■ **WRITTEN TASK**: Extract the listing in its entirety, keeping each line identical to the original.

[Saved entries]
····················
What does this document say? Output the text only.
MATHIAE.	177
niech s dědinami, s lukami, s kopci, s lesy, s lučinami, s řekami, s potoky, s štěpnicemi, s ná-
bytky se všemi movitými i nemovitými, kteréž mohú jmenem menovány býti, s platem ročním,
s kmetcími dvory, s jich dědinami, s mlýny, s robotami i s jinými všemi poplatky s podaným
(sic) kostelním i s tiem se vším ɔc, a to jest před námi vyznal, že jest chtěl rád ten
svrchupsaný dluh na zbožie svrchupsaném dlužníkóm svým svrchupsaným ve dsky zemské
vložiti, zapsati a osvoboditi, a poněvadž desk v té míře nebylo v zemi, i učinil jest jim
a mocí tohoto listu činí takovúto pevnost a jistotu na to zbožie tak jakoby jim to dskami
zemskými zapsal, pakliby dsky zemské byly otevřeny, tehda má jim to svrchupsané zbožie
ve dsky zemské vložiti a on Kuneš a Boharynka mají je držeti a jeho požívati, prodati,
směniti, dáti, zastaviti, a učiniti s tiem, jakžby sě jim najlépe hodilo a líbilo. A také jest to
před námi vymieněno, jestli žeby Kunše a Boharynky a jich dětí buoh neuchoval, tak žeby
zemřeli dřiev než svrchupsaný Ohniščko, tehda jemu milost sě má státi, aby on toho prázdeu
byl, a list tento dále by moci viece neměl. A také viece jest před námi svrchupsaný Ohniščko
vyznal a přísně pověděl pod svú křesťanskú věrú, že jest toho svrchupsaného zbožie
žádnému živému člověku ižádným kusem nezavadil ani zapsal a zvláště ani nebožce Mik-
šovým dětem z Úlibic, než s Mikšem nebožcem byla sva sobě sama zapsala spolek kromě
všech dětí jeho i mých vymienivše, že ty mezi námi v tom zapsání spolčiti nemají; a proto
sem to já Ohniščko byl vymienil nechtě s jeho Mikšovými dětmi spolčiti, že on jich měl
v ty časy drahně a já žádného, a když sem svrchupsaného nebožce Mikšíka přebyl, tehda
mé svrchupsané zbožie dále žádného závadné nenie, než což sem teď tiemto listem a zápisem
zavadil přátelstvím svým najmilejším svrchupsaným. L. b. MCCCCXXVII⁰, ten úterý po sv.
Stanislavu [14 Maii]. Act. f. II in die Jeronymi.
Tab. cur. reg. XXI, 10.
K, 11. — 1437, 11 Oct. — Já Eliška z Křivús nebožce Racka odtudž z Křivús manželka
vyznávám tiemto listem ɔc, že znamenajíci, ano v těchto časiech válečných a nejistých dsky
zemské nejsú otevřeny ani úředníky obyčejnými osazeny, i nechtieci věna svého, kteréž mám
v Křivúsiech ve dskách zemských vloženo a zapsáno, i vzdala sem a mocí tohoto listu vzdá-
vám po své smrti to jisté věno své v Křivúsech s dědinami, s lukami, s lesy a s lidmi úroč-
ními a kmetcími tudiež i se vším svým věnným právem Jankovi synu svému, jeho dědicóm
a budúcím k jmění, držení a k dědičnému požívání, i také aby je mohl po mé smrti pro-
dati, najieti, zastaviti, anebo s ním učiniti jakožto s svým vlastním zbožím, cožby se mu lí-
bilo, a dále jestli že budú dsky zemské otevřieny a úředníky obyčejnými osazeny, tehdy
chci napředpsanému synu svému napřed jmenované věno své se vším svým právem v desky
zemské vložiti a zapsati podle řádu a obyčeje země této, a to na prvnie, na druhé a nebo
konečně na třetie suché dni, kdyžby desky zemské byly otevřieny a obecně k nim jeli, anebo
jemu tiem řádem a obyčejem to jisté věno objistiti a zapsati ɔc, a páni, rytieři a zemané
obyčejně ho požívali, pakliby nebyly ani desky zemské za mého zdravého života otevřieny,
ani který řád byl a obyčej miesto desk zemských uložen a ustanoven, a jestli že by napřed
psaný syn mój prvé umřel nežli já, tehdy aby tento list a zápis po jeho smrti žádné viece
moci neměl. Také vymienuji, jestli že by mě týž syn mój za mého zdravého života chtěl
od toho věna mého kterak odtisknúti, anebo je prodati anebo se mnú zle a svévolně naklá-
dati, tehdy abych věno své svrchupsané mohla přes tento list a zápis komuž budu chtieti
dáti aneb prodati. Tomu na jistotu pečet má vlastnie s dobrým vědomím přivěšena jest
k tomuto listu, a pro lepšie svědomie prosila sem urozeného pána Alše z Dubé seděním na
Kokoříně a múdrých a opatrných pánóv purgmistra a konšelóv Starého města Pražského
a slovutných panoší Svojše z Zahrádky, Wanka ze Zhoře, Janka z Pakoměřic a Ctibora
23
····················
■ **EXERCISE RESPONSE**:
What does this document say? Output the text only.
MATHIAE.	177
niech s dědinami, s lukami, s kopci, s lesy, s lučinami, s řekami, s potoky, s štěpnicemi, s ná-
bytky se všemi movitými i nemovitými, kteréž mohú jmenem menovány býti, s platem ročním,
s kmetcími dvory, s jich dědinami, s mlýny, s robotami i s jinými všemi poplatky s podaným
(sic) kostelním i s tiem se vším ɔc, a to jest před námi vyznal, že jest chtěl rád ten
svrchupsaný dluh na zbožie svrchupsaném dlužníkóm svým svrchupsaným ve dsky zemské
vložiti, zapsati a osvoboditi, a poněvadž desk v té míře nebylo v zemi, i učinil jest jim
a mocí tohoto listu činí takovúto pevnost a jistotu na to zbožie tak jakoby jim to dskami
zemskými zapsal, pakliby dsky zemské byly otevřeny, tehda má jim to svrchupsané zbožie
ve dsky zemské vložiti a on Kuneš a Boharynka mají je držeti a jeho požívati, prodati,
směniti, dáti, zastaviti, a učiniti s tiem, jakžby sě jim najlépe hodilo a líbilo. A také jest to
před námi vymieněno, jestli žeby Kunše a Boharynky a jich dětí buoh neuchoval, tak žeby
zemřeli dřiev než svrchupsaný Ohniščko, tehda jemu milost sě má státi, aby on toho prázdeu
byl, a list tento dále by moci viece neměl. A také viece jest před námi svrchupsaný Ohniščko
vyznal a přísně pověděl pod svú křesťanskú věrú, že jest toho svrchupsaného zbožie
žádnému živému člověku ižádným kusem nezavadil ani zapsal a zvláště ani nebožce Mik-
šovým dětem z Úlibic, než s Mikšem nebožcem byla sva sobě sama zapsala spolek kromě
všech dětí jeho i mých vymienivše, že ty mezi námi v tom zapsání spolčiti nemají; a proto
sem to já Ohniščko byl vymienil nechtě s jeho Mikšovými dětmi spolčiti, že on jich měl
v ty časy drahně a já žádného, a když sem svrchupsaného nebožce Mikšíka přebyl, tehda
mé svrchupsané zbožie dále žádného závadné nenie, než což sem teď tiemto listem a zápisem
zavadil přátelstvím svým najmilejším svrchupsaným. L. b. MCCCCXXVII⁰, ten úterý po sv.
Stanislavu [14 Maii]. Act. f. II in die Jeronymi.
Tab. cur. reg. XXI, 10.
K, 11. — 1437, 11 Oct. — Já Eliška z Křivús nebožce Racka odtudž z Křivús manželka
vyznávám tiemto listem ɔc, že znamenajíci, ano v těchto časiech válečných a nejistých dsky
zemské nejsú otevřeny ani úředníky obyčejnými osazeny, i nechtieci věna svého, kteréž mám
v Křivúsiech ve dskách zemských vloženo a zapsáno, i vzdala sem a mocí tohoto listu vzdá-
vám po své smrti to jisté věno své v Křivúsech s dědinami, s lukami, s lesy a s lidmi úroč-
ními a kmetcími tudiež i se vším svým věnným právem Jankovi synu svému, jeho dědicóm
a budúcím k jmění, držení a k dědičnému požívání, i také aby je mohl po mé smrti pro-
dati, najieti, zastaviti, anebo s ním učiniti jakožto s svým vlastním zbožím, cožby se mu lí-
bilo, a dále jestli že budú dsky zemské otevřieny a úředníky obyčejnými osazeny, tehdy
chci napředpsanému synu svému napřed jmenované věno své se vším svým právem v desky
zemské vložiti a zapsati podle řádu a obyčeje země této, a to na prvnie, na druhé a nebo
konečně na třetie suché dni, kdyžby desky zemské byly otevřieny a obecně k nim jeli, anebo
jemu tiem řádem a obyčejem to jisté věno objistiti a zapsati ɔc, a páni, rytieři a zemané
obyčejně ho požívali, pakliby nebyly ani desky zemské za mého zdravého života otevřieny,
ani který řád byl a obyčej miesto desk zemských uložen a ustanoven, a jestli že by napřed
psaný syn mój prvé umřel nežli já, tehdy aby tento list a zápis po jeho smrti žádné viece
moci neměl. Také vymienuji, jestli že by mě týž syn mój za mého zdravého života chtěl
od toho věna mého kterak odtisknúti, anebo je prodati anebo se mnú zle a svévolně naklá-
dati, tehdy abych věno své svrchupsané mohla přes tento list a zápis komuž budu chtieti
dáti aneb prodati. Tomu na jistotu pečet má vlastnie s dobrým vědomím přivěšena jest
k tomuto listu, a pro lepšie svědomie prosila sem urozeného pána Alše z Dubé seděním na
Kokoříně a múdrých a opatrných pánóv purgmistra a konšelóv Starého města Pražského
a slovutných panoší Svojše z Zahrádky, Wanka ze Zhoře, Janka z Pakoměřic a Ctibora
23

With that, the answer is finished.